**Instructions to follow**.
Repeat all of the material exactly as given.

· · ·

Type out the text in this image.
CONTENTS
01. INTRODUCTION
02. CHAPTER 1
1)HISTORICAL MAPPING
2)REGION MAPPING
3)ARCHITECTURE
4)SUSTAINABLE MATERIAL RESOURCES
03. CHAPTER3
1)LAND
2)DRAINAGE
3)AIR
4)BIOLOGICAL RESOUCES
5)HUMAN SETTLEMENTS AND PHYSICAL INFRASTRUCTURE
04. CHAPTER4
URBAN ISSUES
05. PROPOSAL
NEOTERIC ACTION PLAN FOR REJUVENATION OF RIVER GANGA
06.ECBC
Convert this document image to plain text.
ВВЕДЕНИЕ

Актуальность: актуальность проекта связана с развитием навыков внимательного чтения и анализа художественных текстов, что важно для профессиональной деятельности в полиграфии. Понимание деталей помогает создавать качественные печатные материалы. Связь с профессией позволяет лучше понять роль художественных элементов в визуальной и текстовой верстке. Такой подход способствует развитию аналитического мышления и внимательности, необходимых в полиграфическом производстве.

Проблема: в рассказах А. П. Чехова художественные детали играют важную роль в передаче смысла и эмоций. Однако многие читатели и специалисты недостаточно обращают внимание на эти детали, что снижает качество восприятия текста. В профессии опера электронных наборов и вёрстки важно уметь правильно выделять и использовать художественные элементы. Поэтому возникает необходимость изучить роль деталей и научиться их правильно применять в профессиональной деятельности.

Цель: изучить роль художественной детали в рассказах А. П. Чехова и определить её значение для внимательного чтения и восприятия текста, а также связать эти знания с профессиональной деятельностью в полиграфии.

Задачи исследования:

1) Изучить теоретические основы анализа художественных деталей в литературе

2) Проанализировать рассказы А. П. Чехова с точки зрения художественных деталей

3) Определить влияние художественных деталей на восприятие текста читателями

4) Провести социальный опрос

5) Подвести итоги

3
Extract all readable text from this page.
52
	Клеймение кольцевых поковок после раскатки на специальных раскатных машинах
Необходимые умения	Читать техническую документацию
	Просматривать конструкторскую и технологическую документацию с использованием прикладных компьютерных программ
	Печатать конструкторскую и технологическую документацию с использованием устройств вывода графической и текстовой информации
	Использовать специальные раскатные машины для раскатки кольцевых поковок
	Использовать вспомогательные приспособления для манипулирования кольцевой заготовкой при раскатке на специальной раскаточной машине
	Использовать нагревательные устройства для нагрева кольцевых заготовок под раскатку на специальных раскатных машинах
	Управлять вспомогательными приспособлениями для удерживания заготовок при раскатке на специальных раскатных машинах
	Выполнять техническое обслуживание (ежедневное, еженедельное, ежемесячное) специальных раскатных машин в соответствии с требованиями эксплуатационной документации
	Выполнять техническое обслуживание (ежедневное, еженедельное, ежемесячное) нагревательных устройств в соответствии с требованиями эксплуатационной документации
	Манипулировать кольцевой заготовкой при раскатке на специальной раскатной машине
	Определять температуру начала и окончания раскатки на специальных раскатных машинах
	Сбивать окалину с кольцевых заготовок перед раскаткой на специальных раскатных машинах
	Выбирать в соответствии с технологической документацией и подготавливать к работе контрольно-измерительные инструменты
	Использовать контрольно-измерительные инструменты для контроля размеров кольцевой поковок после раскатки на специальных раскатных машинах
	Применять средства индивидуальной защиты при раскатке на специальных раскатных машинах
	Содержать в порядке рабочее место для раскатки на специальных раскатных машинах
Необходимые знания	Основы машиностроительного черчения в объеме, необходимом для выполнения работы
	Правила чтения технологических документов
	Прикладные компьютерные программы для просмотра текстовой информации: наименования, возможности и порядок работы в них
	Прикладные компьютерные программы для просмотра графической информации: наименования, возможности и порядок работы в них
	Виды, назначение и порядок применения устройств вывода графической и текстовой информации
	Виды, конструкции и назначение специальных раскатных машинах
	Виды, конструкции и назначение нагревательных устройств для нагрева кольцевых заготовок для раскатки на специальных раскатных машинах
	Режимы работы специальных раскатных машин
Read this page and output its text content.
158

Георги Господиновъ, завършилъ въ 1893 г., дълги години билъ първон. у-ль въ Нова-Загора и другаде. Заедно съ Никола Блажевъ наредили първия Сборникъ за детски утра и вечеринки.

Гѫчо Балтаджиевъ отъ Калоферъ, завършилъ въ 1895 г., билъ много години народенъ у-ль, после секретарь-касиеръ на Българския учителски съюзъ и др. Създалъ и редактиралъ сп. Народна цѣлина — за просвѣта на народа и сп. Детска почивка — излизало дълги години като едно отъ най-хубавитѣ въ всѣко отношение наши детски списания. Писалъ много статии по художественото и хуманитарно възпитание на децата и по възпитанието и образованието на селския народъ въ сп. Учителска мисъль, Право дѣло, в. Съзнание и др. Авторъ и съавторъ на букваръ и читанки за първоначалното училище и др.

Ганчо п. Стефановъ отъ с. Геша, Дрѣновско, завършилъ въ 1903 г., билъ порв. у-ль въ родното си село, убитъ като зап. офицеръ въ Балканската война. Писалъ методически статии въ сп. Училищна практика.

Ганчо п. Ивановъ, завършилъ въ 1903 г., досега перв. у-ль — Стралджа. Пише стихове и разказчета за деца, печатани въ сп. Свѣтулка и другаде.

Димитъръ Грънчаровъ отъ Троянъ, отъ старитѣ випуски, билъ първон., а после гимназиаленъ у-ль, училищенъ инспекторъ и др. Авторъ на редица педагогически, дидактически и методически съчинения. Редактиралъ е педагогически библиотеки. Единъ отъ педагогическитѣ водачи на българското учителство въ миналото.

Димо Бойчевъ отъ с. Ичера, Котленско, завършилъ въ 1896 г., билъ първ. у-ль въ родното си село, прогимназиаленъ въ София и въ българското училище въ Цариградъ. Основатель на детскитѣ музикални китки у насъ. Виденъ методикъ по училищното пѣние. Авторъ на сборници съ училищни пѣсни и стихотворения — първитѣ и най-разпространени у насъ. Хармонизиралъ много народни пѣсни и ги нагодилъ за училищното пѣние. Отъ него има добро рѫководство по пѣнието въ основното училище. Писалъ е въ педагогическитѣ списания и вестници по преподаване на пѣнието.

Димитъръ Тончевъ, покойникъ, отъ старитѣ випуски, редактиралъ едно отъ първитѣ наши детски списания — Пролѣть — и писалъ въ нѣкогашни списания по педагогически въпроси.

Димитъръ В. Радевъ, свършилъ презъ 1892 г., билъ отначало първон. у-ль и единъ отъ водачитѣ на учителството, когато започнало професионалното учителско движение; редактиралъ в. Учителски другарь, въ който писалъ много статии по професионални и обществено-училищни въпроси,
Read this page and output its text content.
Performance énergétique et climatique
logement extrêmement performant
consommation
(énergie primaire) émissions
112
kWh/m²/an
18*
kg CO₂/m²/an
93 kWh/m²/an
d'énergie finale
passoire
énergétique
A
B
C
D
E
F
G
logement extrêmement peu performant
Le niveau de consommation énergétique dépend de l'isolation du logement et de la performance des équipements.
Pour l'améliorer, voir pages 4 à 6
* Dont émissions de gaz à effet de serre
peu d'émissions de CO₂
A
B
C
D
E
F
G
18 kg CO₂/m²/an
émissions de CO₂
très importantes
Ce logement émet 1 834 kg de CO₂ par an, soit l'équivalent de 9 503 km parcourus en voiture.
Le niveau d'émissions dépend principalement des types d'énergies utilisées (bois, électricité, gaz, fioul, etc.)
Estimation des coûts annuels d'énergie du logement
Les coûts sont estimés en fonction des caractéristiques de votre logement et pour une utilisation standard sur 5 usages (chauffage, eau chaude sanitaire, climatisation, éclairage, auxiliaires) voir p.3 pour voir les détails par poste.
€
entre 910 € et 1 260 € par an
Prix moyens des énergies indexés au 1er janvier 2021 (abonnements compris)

· · ·

**Task answer**.
Type out the text in this image.
CONTENTS
01. INTRODUCTION
02. CHAPTER 1
1)HISTORICAL MAPPING
2)REGION MAPPING
3)ARCHITECTURE
4)SUSTAINABLE MATERIAL RESOURCES
03. CHAPTER3
1)LAND
2)DRAINAGE
3)AIR
4)BIOLOGICAL RESOUCES
5)HUMAN SETTLEMENTS AND PHYSICAL INFRASTRUCTURE
04. CHAPTER4
URBAN ISSUES
05. PROPOSAL
NEOTERIC ACTION PLAN FOR REJUVENATION OF RIVER GANGA
06.ECBC
Convert this document image to plain text.
ВВЕДЕНИЕ

Актуальность: актуальность проекта связана с развитием навыков внимательного чтения и анализа художественных текстов, что важно для профессиональной деятельности в полиграфии. Понимание деталей помогает создавать качественные печатные материалы. Связь с профессией позволяет лучше понять роль художественных элементов в визуальной и текстовой верстке. Такой подход способствует развитию аналитического мышления и внимательности, необходимых в полиграфическом производстве.

Проблема: в рассказах А. П. Чехова художественные детали играют важную роль в передаче смысла и эмоций. Однако многие читатели и специалисты недостаточно обращают внимание на эти детали, что снижает качество восприятия текста. В профессии опера электронных наборов и вёрстки важно уметь правильно выделять и использовать художественные элементы. Поэтому возникает необходимость изучить роль деталей и научиться их правильно применять в профессиональной деятельности.

Цель: изучить роль художественной детали в рассказах А. П. Чехова и определить её значение для внимательного чтения и восприятия текста, а также связать эти знания с профессиональной деятельностью в полиграфии.

Задачи исследования:

1) Изучить теоретические основы анализа художественных деталей в литературе

2) Проанализировать рассказы А. П. Чехова с точки зрения художественных деталей

3) Определить влияние художественных деталей на восприятие текста читателями

4) Провести социальный опрос

5) Подвести итоги

3
Extract all readable text from this page.
52
	Клеймение кольцевых поковок после раскатки на специальных раскатных машинах
Необходимые умения	Читать техническую документацию
	Просматривать конструкторскую и технологическую документацию с использованием прикладных компьютерных программ
	Печатать конструкторскую и технологическую документацию с использованием устройств вывода графической и текстовой информации
	Использовать специальные раскатные машины для раскатки кольцевых поковок
	Использовать вспомогательные приспособления для манипулирования кольцевой заготовкой при раскатке на специальной раскаточной машине
	Использовать нагревательные устройства для нагрева кольцевых заготовок под раскатку на специальных раскатных машинах
	Управлять вспомогательными приспособлениями для удерживания заготовок при раскатке на специальных раскатных машинах
	Выполнять техническое обслуживание (ежедневное, еженедельное, ежемесячное) специальных раскатных машин в соответствии с требованиями эксплуатационной документации
	Выполнять техническое обслуживание (ежедневное, еженедельное, ежемесячное) нагревательных устройств в соответствии с требованиями эксплуатационной документации
	Манипулировать кольцевой заготовкой при раскатке на специальной раскатной машине
	Определять температуру начала и окончания раскатки на специальных раскатных машинах
	Сбивать окалину с кольцевых заготовок перед раскаткой на специальных раскатных машинах
	Выбирать в соответствии с технологической документацией и подготавливать к работе контрольно-измерительные инструменты
	Использовать контрольно-измерительные инструменты для контроля размеров кольцевой поковок после раскатки на специальных раскатных машинах
	Применять средства индивидуальной защиты при раскатке на специальных раскатных машинах
	Содержать в порядке рабочее место для раскатки на специальных раскатных машинах
Необходимые знания	Основы машиностроительного черчения в объеме, необходимом для выполнения работы
	Правила чтения технологических документов
	Прикладные компьютерные программы для просмотра текстовой информации: наименования, возможности и порядок работы в них
	Прикладные компьютерные программы для просмотра графической информации: наименования, возможности и порядок работы в них
	Виды, назначение и порядок применения устройств вывода графической и текстовой информации
	Виды, конструкции и назначение специальных раскатных машинах
	Виды, конструкции и назначение нагревательных устройств для нагрева кольцевых заготовок для раскатки на специальных раскатных машинах
	Режимы работы специальных раскатных машин
Read this page and output its text content.
158

Георги Господиновъ, завършилъ въ 1893 г., дълги години билъ първон. у-ль въ Нова-Загора и другаде. Заедно съ Никола Блажевъ наредили първия Сборникъ за детски утра и вечеринки.

Гѫчо Балтаджиевъ отъ Калоферъ, завършилъ въ 1895 г., билъ много години народенъ у-ль, после секретарь-касиеръ на Българския учителски съюзъ и др. Създалъ и редактиралъ сп. Народна цѣлина — за просвѣта на народа и сп. Детска почивка — излизало дълги години като едно отъ най-хубавитѣ въ всѣко отношение наши детски списания. Писалъ много статии по художественото и хуманитарно възпитание на децата и по възпитанието и образованието на селския народъ въ сп. Учителска мисъль, Право дѣло, в. Съзнание и др. Авторъ и съавторъ на букваръ и читанки за първоначалното училище и др.

Ганчо п. Стефановъ отъ с. Геша, Дрѣновско, завършилъ въ 1903 г., билъ порв. у-ль въ родното си село, убитъ като зап. офицеръ въ Балканската война. Писалъ методически статии въ сп. Училищна практика.

Ганчо п. Ивановъ, завършилъ въ 1903 г., досега перв. у-ль — Стралджа. Пише стихове и разказчета за деца, печатани въ сп. Свѣтулка и другаде.

Димитъръ Грънчаровъ отъ Троянъ, отъ старитѣ випуски, билъ първон., а после гимназиаленъ у-ль, училищенъ инспекторъ и др. Авторъ на редица педагогически, дидактически и методически съчинения. Редактиралъ е педагогически библиотеки. Единъ отъ педагогическитѣ водачи на българското учителство въ миналото.

Димо Бойчевъ отъ с. Ичера, Котленско, завършилъ въ 1896 г., билъ първ. у-ль въ родното си село, прогимназиаленъ въ София и въ българското училище въ Цариградъ. Основатель на детскитѣ музикални китки у насъ. Виденъ методикъ по училищното пѣние. Авторъ на сборници съ училищни пѣсни и стихотворения — първитѣ и най-разпространени у насъ. Хармонизиралъ много народни пѣсни и ги нагодилъ за училищното пѣние. Отъ него има добро рѫководство по пѣнието въ основното училище. Писалъ е въ педагогическитѣ списания и вестници по преподаване на пѣнието.

Димитъръ Тончевъ, покойникъ, отъ старитѣ випуски, редактиралъ едно отъ първитѣ наши детски списания — Пролѣть — и писалъ въ нѣкогашни списания по педагогически въпроси.

Димитъръ В. Радевъ, свършилъ презъ 1892 г., билъ отначало първон. у-ль и единъ отъ водачитѣ на учителството, когато започнало професионалното учителско движение; редактиралъ в. Учителски другарь, въ който писалъ много статии по професионални и обществено-училищни въпроси,
Read this page and output its text content.
Performance énergétique et climatique
logement extrêmement performant
consommation
(énergie primaire) émissions
112
kWh/m²/an
18*
kg CO₂/m²/an
93 kWh/m²/an
d'énergie finale
passoire
énergétique
A
B
C
D
E
F
G
logement extrêmement peu performant
Le niveau de consommation énergétique dépend de l'isolation du logement et de la performance des équipements.
Pour l'améliorer, voir pages 4 à 6
* Dont émissions de gaz à effet de serre
peu d'émissions de CO₂
A
B
C
D
E
F
G
18 kg CO₂/m²/an
émissions de CO₂
très importantes
Ce logement émet 1 834 kg de CO₂ par an, soit l'équivalent de 9 503 km parcourus en voiture.
Le niveau d'émissions dépend principalement des types d'énergies utilisées (bois, électricité, gaz, fioul, etc.)
Estimation des coûts annuels d'énergie du logement
Les coûts sont estimés en fonction des caractéristiques de votre logement et pour une utilisation standard sur 5 usages (chauffage, eau chaude sanitaire, climatisation, éclairage, auxiliaires) voir p.3 pour voir les détails par poste.
€
entre 910 € et 1 260 € par an
Prix moyens des énergies indexés au 1er janvier 2021 (abonnements compris)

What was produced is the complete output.